● **PASSAGE PROVIDED**
[START]
By Staff -- Manufacturing Business Technology, 8/1/2006 6:00:00 AM

There's been some high-end shopping in the product life-cycle management (PLM) software market, but this time the activity centers around vendors buying each other.

Cambridge, Mass.-based Daratech, which closely follows the PLM market, notes that deals were especially high in the first quarter of the year, with mergers and acquisitions (M&A) aimed at creating greater economies of scale, broader reach, and new opportunities to cross sell.

According to Charles Foundyller, Daratech president, "Larger companies need growth to create stakeholder value, which can be done either through sales or acquisitions."

Here's a look at recent M&A activity—either in progress, or completed—in the PLM arena:

  • PTC will acquire Mathsoft, a move Daratech sees as strategic for PTC to attain greater breadth of product portfolio, access to new accounts, and the possible addition of an online store. Mathsoft's flagship Mathcad product authors and documents engineering calculations for users in discrete manufacturing and other markets.
[END]
● **MATERIAL SUPPLIED**
[START]
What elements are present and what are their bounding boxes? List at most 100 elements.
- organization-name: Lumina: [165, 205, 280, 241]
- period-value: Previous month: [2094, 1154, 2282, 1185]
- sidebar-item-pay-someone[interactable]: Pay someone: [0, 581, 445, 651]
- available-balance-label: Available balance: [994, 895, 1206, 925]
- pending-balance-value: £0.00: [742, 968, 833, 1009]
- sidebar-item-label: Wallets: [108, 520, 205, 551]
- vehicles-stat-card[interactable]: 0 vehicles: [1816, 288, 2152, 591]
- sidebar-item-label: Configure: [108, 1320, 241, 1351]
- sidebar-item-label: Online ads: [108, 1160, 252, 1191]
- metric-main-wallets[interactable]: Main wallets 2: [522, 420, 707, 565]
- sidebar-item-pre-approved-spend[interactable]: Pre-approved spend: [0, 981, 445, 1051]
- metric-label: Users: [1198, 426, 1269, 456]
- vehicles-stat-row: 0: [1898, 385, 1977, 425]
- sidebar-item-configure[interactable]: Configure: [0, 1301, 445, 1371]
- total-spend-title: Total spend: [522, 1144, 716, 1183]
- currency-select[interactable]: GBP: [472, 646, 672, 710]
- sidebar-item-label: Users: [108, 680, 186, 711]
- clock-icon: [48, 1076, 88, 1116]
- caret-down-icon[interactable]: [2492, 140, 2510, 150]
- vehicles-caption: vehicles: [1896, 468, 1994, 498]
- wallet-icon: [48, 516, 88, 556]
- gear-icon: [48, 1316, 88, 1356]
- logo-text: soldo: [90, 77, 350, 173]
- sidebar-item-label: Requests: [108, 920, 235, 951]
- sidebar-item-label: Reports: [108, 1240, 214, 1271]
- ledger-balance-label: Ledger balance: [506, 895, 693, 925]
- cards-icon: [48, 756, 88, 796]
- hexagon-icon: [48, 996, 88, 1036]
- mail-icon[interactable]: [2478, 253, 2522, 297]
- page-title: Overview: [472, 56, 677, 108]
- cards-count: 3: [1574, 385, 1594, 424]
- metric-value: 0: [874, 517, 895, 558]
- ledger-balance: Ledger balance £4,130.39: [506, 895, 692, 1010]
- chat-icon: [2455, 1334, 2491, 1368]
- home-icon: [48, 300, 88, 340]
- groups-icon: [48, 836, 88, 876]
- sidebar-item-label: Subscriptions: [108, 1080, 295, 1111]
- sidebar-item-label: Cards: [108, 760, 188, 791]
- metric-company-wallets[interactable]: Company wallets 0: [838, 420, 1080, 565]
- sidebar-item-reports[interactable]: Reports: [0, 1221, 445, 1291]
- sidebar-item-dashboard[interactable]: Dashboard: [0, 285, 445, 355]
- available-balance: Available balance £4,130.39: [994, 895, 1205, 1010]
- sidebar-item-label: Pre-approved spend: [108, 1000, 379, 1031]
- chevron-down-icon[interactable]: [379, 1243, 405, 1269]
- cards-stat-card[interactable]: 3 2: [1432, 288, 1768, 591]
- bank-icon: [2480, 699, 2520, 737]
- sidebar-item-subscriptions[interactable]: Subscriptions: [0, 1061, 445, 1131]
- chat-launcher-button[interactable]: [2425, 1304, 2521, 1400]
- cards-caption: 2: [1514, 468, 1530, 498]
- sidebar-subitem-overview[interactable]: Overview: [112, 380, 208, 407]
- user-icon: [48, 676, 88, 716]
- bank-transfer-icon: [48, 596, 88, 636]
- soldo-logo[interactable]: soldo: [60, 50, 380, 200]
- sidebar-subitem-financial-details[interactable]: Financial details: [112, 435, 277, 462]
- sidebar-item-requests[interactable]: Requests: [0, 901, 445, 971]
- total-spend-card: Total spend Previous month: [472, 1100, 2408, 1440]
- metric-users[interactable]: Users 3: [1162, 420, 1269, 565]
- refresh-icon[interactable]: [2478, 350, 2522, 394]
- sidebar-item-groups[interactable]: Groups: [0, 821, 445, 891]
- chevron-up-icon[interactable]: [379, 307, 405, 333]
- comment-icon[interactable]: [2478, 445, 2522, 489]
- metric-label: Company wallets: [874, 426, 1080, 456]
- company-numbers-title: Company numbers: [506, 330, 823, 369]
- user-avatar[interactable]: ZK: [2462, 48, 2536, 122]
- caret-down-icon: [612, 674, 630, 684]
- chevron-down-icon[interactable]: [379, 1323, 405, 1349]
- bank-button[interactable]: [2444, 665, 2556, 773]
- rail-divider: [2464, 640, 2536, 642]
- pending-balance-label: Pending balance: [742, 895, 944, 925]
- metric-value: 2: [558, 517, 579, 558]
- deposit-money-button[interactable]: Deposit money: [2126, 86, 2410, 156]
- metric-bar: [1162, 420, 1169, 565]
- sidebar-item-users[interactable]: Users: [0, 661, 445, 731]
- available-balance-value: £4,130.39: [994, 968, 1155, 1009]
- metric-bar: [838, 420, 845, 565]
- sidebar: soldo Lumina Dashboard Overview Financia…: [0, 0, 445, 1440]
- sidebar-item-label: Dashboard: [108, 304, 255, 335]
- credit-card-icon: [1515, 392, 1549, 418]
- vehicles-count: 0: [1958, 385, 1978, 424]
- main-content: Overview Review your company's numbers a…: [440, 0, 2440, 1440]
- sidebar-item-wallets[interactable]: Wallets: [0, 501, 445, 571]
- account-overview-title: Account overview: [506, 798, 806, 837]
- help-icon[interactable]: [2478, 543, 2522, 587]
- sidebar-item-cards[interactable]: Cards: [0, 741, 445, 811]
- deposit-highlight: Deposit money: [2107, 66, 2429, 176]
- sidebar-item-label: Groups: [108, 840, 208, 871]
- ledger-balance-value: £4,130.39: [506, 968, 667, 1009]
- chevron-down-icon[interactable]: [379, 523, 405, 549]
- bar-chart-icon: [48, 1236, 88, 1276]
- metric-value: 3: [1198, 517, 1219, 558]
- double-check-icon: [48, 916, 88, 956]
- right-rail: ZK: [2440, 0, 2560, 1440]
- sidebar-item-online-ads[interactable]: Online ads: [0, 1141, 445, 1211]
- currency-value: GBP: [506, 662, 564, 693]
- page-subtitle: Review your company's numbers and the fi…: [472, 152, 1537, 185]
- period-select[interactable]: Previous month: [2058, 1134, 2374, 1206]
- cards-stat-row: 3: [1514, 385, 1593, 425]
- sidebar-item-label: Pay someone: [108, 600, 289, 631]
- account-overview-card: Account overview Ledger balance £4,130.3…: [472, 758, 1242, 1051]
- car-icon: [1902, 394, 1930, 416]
[END]
● **WHAT THE TASK REQUIRES**
Can you reproduce, word for word, the stretch of the article on PLM software deals from "Cambridge, Mass.-based Daratech, which" through "to cross sell."? The listing stands apart from the article on PLM software deals.

● **OUTPUT FOR THIS EXERCISE**
Cambridge, Mass.-based Daratech, which closely follows the PLM market, notes that deals were especially high in the first quarter of the year, with mergers and acquisitions (M&A) aimed at creating greater economies of scale, broader reach, and new opportunities to cross sell.